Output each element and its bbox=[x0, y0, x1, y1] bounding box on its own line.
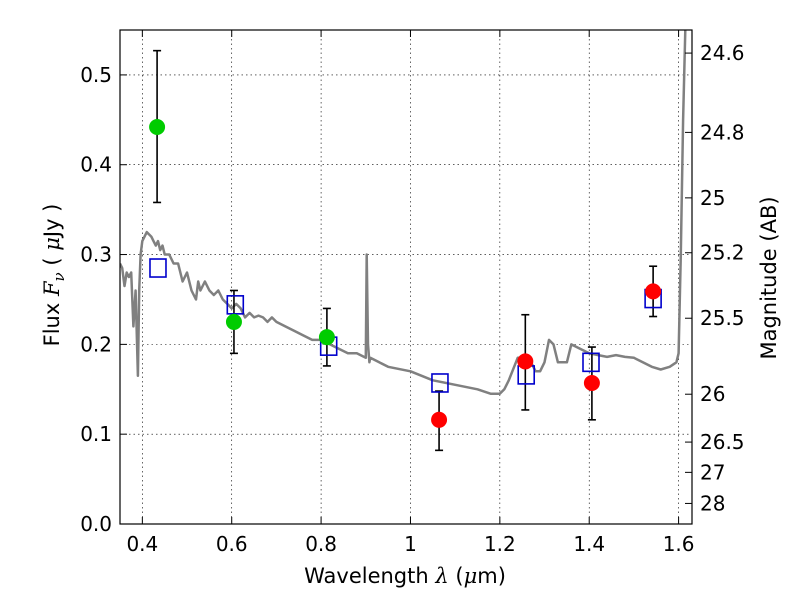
y-axis-symbol: F bbox=[40, 280, 64, 297]
y2-tick-label: 27 bbox=[700, 460, 725, 484]
green-observed-point bbox=[149, 119, 166, 136]
green-observed-point bbox=[318, 329, 335, 346]
y-axis-title: Flux Fν ( μJy ) bbox=[40, 204, 68, 347]
red-observed-point bbox=[431, 411, 448, 428]
y-tick-label: 0.3 bbox=[80, 243, 112, 267]
y-axis-unit-open: ( bbox=[40, 257, 64, 265]
red-observed-point bbox=[583, 374, 600, 391]
y-tick-label: 0.4 bbox=[80, 153, 112, 177]
model-spectrum bbox=[120, 30, 687, 396]
error-bars bbox=[153, 49, 658, 452]
y2-tick-label: 25 bbox=[700, 186, 725, 210]
spectrum-line bbox=[120, 30, 687, 396]
x-tick-label: 1.4 bbox=[573, 532, 605, 556]
x-tick-label: 0.6 bbox=[216, 532, 248, 556]
grid-lines bbox=[120, 30, 692, 525]
axis-ticks bbox=[120, 30, 692, 525]
data-markers bbox=[149, 119, 662, 428]
y-tick-label: 0.1 bbox=[80, 422, 112, 446]
x-tick-label: 0.8 bbox=[305, 532, 337, 556]
x-tick-label: 1.2 bbox=[484, 532, 516, 556]
x-tick-label: 1.6 bbox=[663, 532, 695, 556]
red-observed-point bbox=[645, 283, 662, 300]
x-axis-unit-mu: μ bbox=[464, 564, 478, 588]
tick-labels: 0.4 0.6 0.8 1 1.2 1.4 1.6 0.0 0.1 0.2 0.3 0.4 0.5 24.… bbox=[80, 41, 744, 556]
green-observed-point bbox=[225, 313, 242, 330]
y2-axis-title: Magnitude (AB) bbox=[757, 196, 781, 359]
model-flux-square bbox=[431, 373, 449, 393]
y2-tick-label: 26 bbox=[700, 382, 725, 406]
model-flux-square bbox=[582, 352, 600, 373]
y2-tick-label: 24.6 bbox=[700, 41, 745, 65]
x-tick-label: 1 bbox=[404, 532, 417, 556]
x-axis-unit-open: ( bbox=[455, 564, 463, 588]
y2-tick-label: 26.5 bbox=[700, 430, 745, 454]
x-axis-title: Wavelength λ (μm) bbox=[304, 564, 506, 588]
x-axis-symbol: λ bbox=[434, 564, 448, 588]
y-tick-label: 0.2 bbox=[80, 332, 112, 356]
y2-tick-label: 28 bbox=[700, 491, 725, 515]
model-flux-square bbox=[226, 295, 245, 315]
y-axis-unit-rest: Jy ) bbox=[40, 204, 64, 240]
y2-tick-label: 25.5 bbox=[700, 306, 745, 330]
y2-tick-label: 25.2 bbox=[700, 241, 745, 265]
y-axis-subscript: ν bbox=[50, 272, 68, 281]
x-tick-label: 0.4 bbox=[126, 532, 158, 556]
plot-frame bbox=[119, 29, 693, 525]
y2-tick-label: 24.8 bbox=[700, 120, 745, 144]
red-observed-point bbox=[517, 353, 534, 370]
y-axis-label: Flux bbox=[40, 303, 64, 347]
y-axis-unit-mu: μ bbox=[40, 237, 64, 251]
x-axis-unit-rest: m) bbox=[477, 564, 506, 588]
model-flux-square bbox=[149, 258, 167, 278]
y-tick-label: 0.0 bbox=[80, 512, 112, 536]
x-axis-label: Wavelength bbox=[304, 564, 429, 588]
y-tick-label: 0.5 bbox=[80, 63, 112, 87]
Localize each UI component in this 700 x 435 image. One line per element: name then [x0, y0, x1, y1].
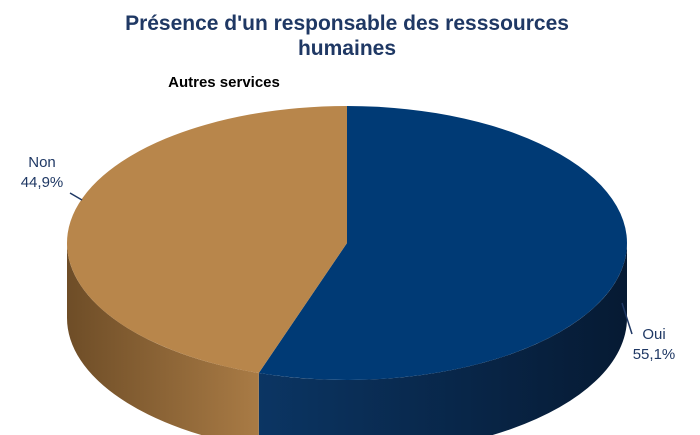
chart-title-line-1: Présence d'un responsable des resssource…: [125, 12, 569, 35]
slice-label-non: Non: [28, 154, 56, 171]
pie-side-oui: [258, 243, 627, 435]
slice-leader-line-oui: [621, 302, 633, 335]
slice-leader-line-non: [69, 192, 83, 201]
chart-subtitle: Autres services: [168, 74, 280, 91]
pie-slice-oui: [258, 106, 627, 380]
slice-value-oui: 55,1%: [633, 346, 676, 363]
pie-slice-non: [66, 106, 347, 374]
chart-title-line-2: humaines: [298, 37, 396, 60]
slice-value-non: 44,9%: [21, 174, 64, 191]
pie-side-walls: [67, 243, 627, 435]
pie-top-faces: [66, 106, 627, 380]
pie-side-non: [67, 243, 259, 435]
slice-label-oui: Oui: [642, 326, 665, 343]
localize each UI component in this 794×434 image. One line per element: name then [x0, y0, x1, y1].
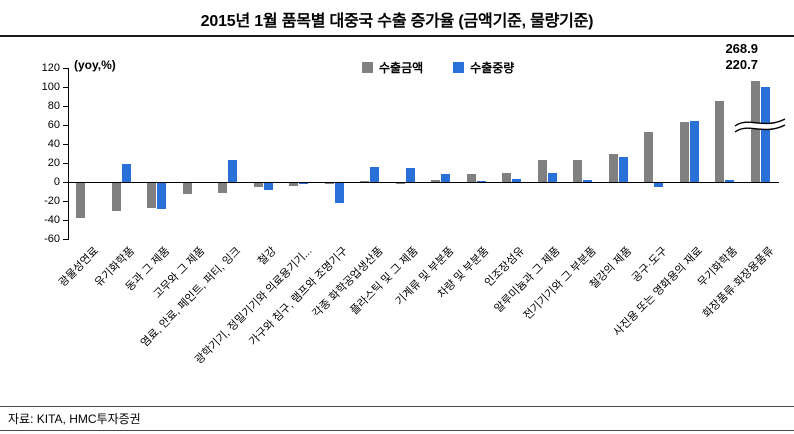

__Your goal__. Rewrite all of the material above, changing every instance of "model-flux-square" to "model-flux-marker" and leaving everything else as it is. Do not include the pictures.

__Written solution__.
Output each element and its bbox=[x0, y0, x1, y1] bounding box on its own line.
y-axis-symbol: F bbox=[40, 280, 64, 297]
y2-tick-label: 27 bbox=[700, 460, 725, 484]
green-observed-point bbox=[149, 119, 166, 136]
green-observed-point bbox=[318, 329, 335, 346]
y-axis-title: Flux Fν ( μJy ) bbox=[40, 204, 68, 347]
red-observed-point bbox=[431, 411, 448, 428]
y-tick-label: 0.3 bbox=[80, 243, 112, 267]
y-axis-unit-open: ( bbox=[40, 257, 64, 265]
red-observed-point bbox=[583, 374, 600, 391]
y-tick-label: 0.4 bbox=[80, 153, 112, 177]
model-spectrum bbox=[120, 30, 687, 396]
error-bars bbox=[153, 49, 658, 452]
y2-tick-label: 25 bbox=[700, 186, 725, 210]
spectrum-line bbox=[120, 30, 687, 396]
x-tick-label: 1.4 bbox=[573, 532, 605, 556]
x-tick-label: 0.6 bbox=[216, 532, 248, 556]
grid-lines bbox=[120, 30, 692, 525]
axis-ticks bbox=[120, 30, 692, 525]
data-markers bbox=[149, 119, 662, 428]
y-tick-label: 0.1 bbox=[80, 422, 112, 446]
x-tick-label: 0.8 bbox=[305, 532, 337, 556]
x-tick-label: 1.2 bbox=[484, 532, 516, 556]
x-tick-label: 1.6 bbox=[663, 532, 695, 556]
red-observed-point bbox=[645, 283, 662, 300]
x-axis-unit-mu: μ bbox=[464, 564, 478, 588]
tick-labels: 0.4 0.6 0.8 1 1.2 1.4 1.6 0.0 0.1 0.2 0.3 0.4 0.5 24.… bbox=[80, 41, 744, 556]
green-observed-point bbox=[225, 313, 242, 330]
y2-axis-title: Magnitude (AB) bbox=[757, 196, 781, 359]
model-flux-marker bbox=[431, 373, 449, 393]
y2-tick-label: 26 bbox=[700, 382, 725, 406]
model-flux-marker bbox=[582, 352, 600, 373]
y2-tick-label: 24.6 bbox=[700, 41, 745, 65]
x-tick-label: 1 bbox=[404, 532, 417, 556]
x-axis-unit-open: ( bbox=[455, 564, 463, 588]
y2-tick-label: 26.5 bbox=[700, 430, 745, 454]
x-axis-title: Wavelength λ (μm) bbox=[304, 564, 506, 588]
x-axis-symbol: λ bbox=[434, 564, 448, 588]
y-tick-label: 0.2 bbox=[80, 332, 112, 356]
y2-tick-label: 28 bbox=[700, 491, 725, 515]
model-flux-marker bbox=[226, 295, 245, 315]
y-axis-unit-rest: Jy ) bbox=[40, 204, 64, 240]
y2-tick-label: 25.5 bbox=[700, 306, 745, 330]
y2-tick-label: 25.2 bbox=[700, 241, 745, 265]
y-axis-subscript: ν bbox=[50, 272, 68, 281]
x-tick-label: 0.4 bbox=[126, 532, 158, 556]
plot-frame bbox=[119, 29, 693, 525]
y2-tick-label: 24.8 bbox=[700, 120, 745, 144]
red-observed-point bbox=[517, 353, 534, 370]
y-axis-label: Flux bbox=[40, 303, 64, 347]
y-axis-unit-mu: μ bbox=[40, 237, 64, 251]
x-axis-unit-rest: m) bbox=[477, 564, 506, 588]
model-flux-marker bbox=[149, 258, 167, 278]
y-tick-label: 0.0 bbox=[80, 512, 112, 536]
x-axis-label: Wavelength bbox=[304, 564, 429, 588]
y-tick-label: 0.5 bbox=[80, 63, 112, 87]
Localize each UI component in this 700 x 435 image. One line per element: name then [x0, y0, x1, y1].
chart-title-line-1: Présence d'un responsable des resssource…: [125, 12, 569, 35]
slice-label-non: Non: [28, 154, 56, 171]
pie-side-oui: [258, 243, 627, 435]
slice-leader-line-oui: [621, 302, 633, 335]
slice-leader-line-non: [69, 192, 83, 201]
chart-subtitle: Autres services: [168, 74, 280, 91]
pie-slice-oui: [258, 106, 627, 380]
slice-value-oui: 55,1%: [633, 346, 676, 363]
pie-slice-non: [66, 106, 347, 374]
chart-title-line-2: humaines: [298, 37, 396, 60]
slice-value-non: 44,9%: [21, 174, 64, 191]
pie-side-walls: [67, 243, 627, 435]
pie-top-faces: [66, 106, 627, 380]
pie-side-non: [67, 243, 259, 435]
slice-label-oui: Oui: [642, 326, 665, 343]
localize each UI component in this 794×434 image. One line per element: name then [x0, y0, x1, y1].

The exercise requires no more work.